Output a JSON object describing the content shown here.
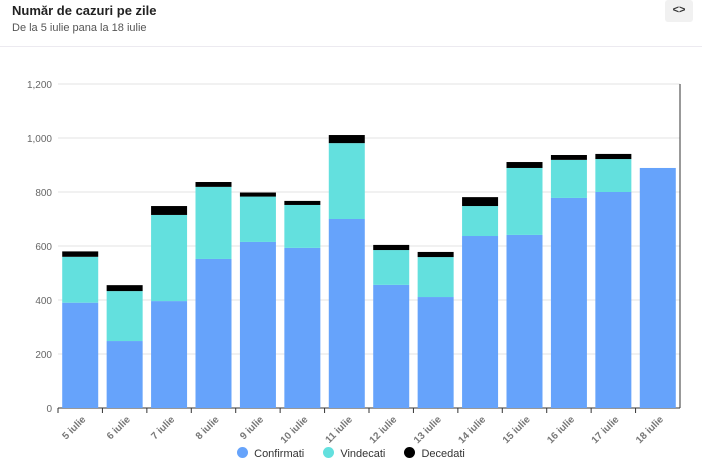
{
  "header": {
    "title": "Număr de cazuri pe zile",
    "subtitle": "De la 5 iulie pana la 18 iulie",
    "code_button": "<>"
  },
  "chart_data": {
    "type": "bar",
    "stacked": true,
    "categories": [
      "5 iulie",
      "6 iulie",
      "7 iulie",
      "8 iulie",
      "9 iulie",
      "10 iulie",
      "11 iulie",
      "12 iulie",
      "13 iulie",
      "14 iulie",
      "15 iulie",
      "16 iulie",
      "17 iulie",
      "18 iulie"
    ],
    "series": [
      {
        "name": "Confirmati",
        "color": "#66a3fb",
        "values": [
          390,
          248,
          396,
          552,
          615,
          593,
          700,
          456,
          411,
          637,
          641,
          778,
          800,
          889
        ]
      },
      {
        "name": "Vindecati",
        "color": "#63e0de",
        "values": [
          170,
          185,
          319,
          267,
          168,
          159,
          281,
          129,
          148,
          111,
          248,
          141,
          122,
          0
        ]
      },
      {
        "name": "Decedati",
        "color": "#000000",
        "values": [
          20,
          22,
          33,
          18,
          15,
          15,
          30,
          19,
          19,
          33,
          22,
          18,
          19,
          0
        ]
      }
    ],
    "ylim": [
      0,
      1200
    ],
    "yticks": [
      "0",
      "200",
      "400",
      "600",
      "800",
      "1,000",
      "1,200"
    ],
    "grid": true,
    "legend": "bottom"
  }
}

::::

Task statement >>
Look through the material above and pick out each line holding the word "name".

Final result >>
        "name": "Confirmati",
        "name": "Vindecati",
        "name": "Decedati",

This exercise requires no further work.